▶ **Brano da leggere**
+-------+
# [OT] Gechi Universitari...

## .:deadhead:.

Eccomi al mio primo sondaggione  :Very Happy: 

Leggiucchiando qua e là post vari relativi ad esami dati e professori da dimenticare, m'è venutala curiosità di sapere quanti gechi, in quel di Milano, studiano o hanno studiato in una facoltà informatica. 

Così magari da facilitare gli incontri in carne ed ossa con persone che magari postano ogni giorno con noi sul forum.

Inoltre potrebbe essere d'aiuto a chi tra poco si dovrà iscrivere all'università e vuol avere un parere dagli insider. 

Quindi sotto a pregi e difetti:laboratori scrausi o eccelsi,prof da evitare come la peste o esami davvero spettacolari...

bye

----------

## shanghai

Ciao,

io studio a Roma  :Very Happy: 

Volevo solo dirti che i tag da usare per etichettare i threads sono cambiati... sono un pò meno e hanno uno scopo differente. Potresti editare il titolo, adeguandoli (o anche omettendoli, in fondo si tratta di un off topic)...

----------

## .:deadhead:.

 *shanghai wrote:*   

> 

   :Embarassed:  te ghe resùn,mo coreggo

----------

## codadilupo

ok .:deadead:. , ora siediti che sto per darti una notizia di quelle da svenimento... in università... NON SI STUDIA SOLO INFORMATICA   :Shocked: 

 :Laughing: 

Coda

----------

## federico

Ok, io ho fatto due anni di ingegneria informatica in quel di Pavia, adesso studio informatica alla statale di Milano.

Se vedete in giro uno con le magliette dell'hackit, di sideralis o dei gechi sono io di sicuro  :Smile: 

----------

## .:deadhead:.

Ti ho pensato quando mi son messo a fare il sondaggio [adesso arriva coda e stende tutti  :Razz: ], poi ho riletto ed ho aggiunto ad ogni piè sospinto "informatica"... Non me ne volere, ma è volutamente settoriale il sondaggio...   :Wink: 

Volevo sapere come butta nelle facoltà informatiche della mia città  :Very Happy: 

----------

## f0llia

Statale rulez  :Razz: p

----------

## Tiro

sondaggio un pò scarno a mio dire...   :Cool: 

----------

## .:deadhead:.

 *Tiro wrote:*   

> sondaggio un pò scarno a mio dire...
+-------+
▶ **Dati di partenza**
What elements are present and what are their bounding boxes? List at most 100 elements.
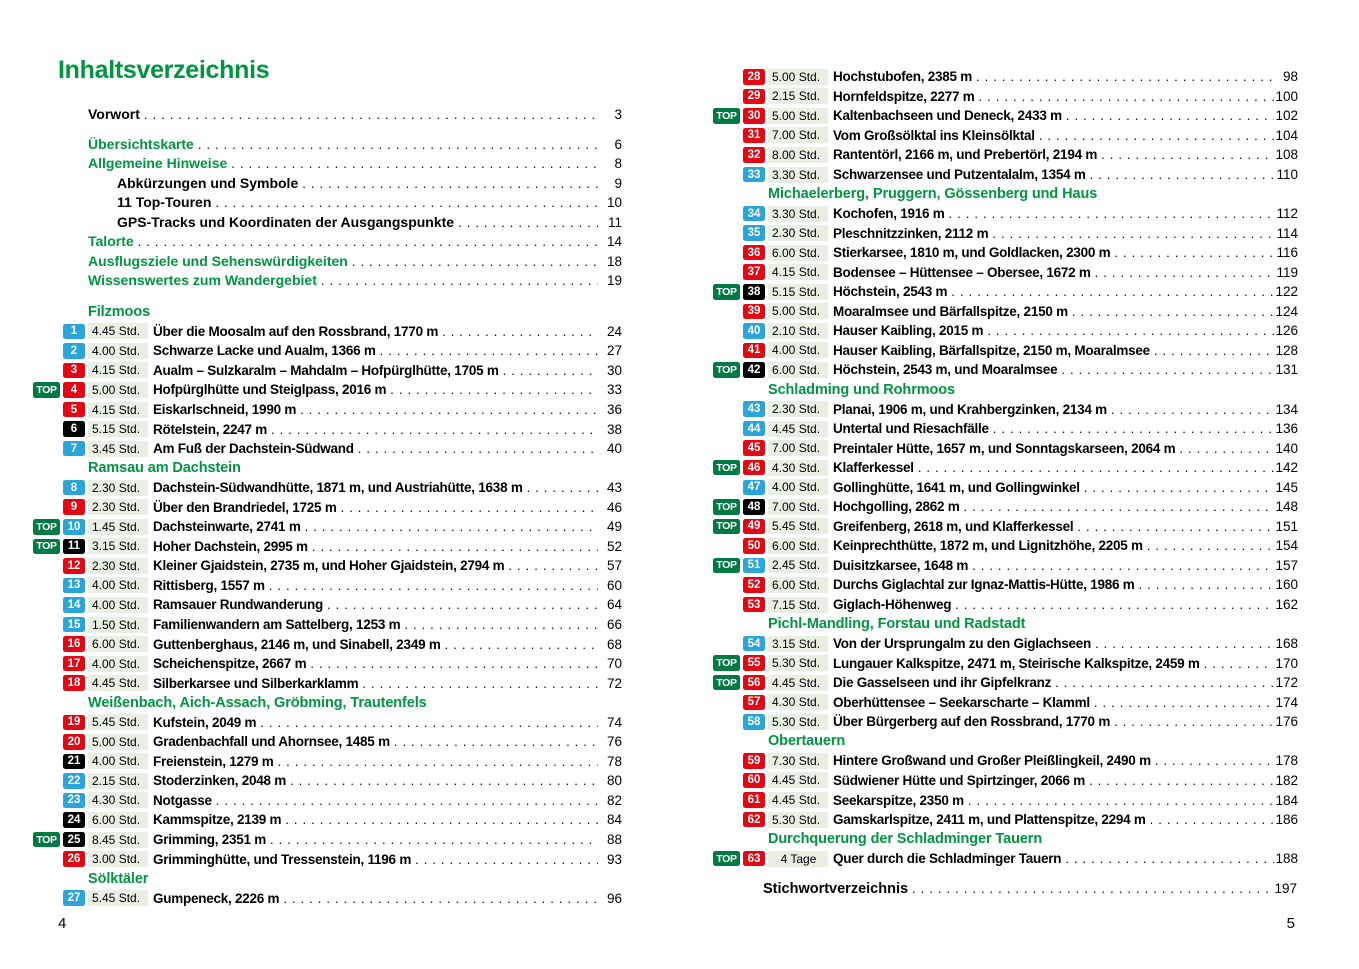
+-------+
▶ **Consegne**
**A)** Risponda alle seguenti domande sulla discussione sui gechi universitari:
(i) In quale città studia shanghai?
(ii) In quale città federico ha frequentato due anni di ingegneria informatica?
(iii) Di quale città .:deadhead:. desidera conoscere la situazione delle facoltà informatiche?
**B)** Scriva il seguito della discussione sui gechi universitari, cominciando subito dopo l'ultimo messaggio riportato.

▶ **Soluzioni degli esercizi**
**A)**
(i) Roma.
(ii) Pavia.
(iii) Milano.

**B)**
 Il mio obiettivo come ho scritto sopra è quello di

1) identificare i gechi presenti nelle varie facoltà [così da favorire incontri di persona]

2) illustrare cosa c'è di buono in ogni facoltà,anche a livello di diffusione di linux [gentoo mi sembra troppo  :Very Happy: ]

3) ok, forse ho messo in piedi il sondaggio per provare l'ebbrezza di farne uno  :Mr. Green: 

----------

## federico

Non vorrei sparare una cavolata ma da noi, l'ultimo esame di sistemi, prova pratica, il sistema in uso ho sentito dire che era gentoo   :Cool: 

----------

## 4440

BICOCCAAAAAAAAAAAAAAA   :Very Happy: 

----------

## f0llia

 *federico wrote:*   

> Non vorrei sparare una cavolata ma da noi, l'ultimo esame di sistemi, prova pratica, il sistema in uso ho sentito dire che era gentoo  

 

Dici che la prova del 16 potrà essere su gentoo ?

Io cmq l'ho usata per fare la parte che dicevi prima del 12/13  :Very Happy: 

----------

## .:deadhead:.

Quindi, sembra addirittura che in statale Gentoo circoli nei laboratori,ottimo indice di sistemista da farsi amico. 

In bicocca? Visto che abbiamo già 2 votanti... I lab come sono?Io 2 mesi fa avevo chiesto e purtroppo sembrava lì m$ regni sovrana, in tutto e per tutto [tranne sui server seri,inaccessibili agli studenti, ma sono voci di corridoio],è vero? Non è vero?Avete avuto occasione di lavorar su linux?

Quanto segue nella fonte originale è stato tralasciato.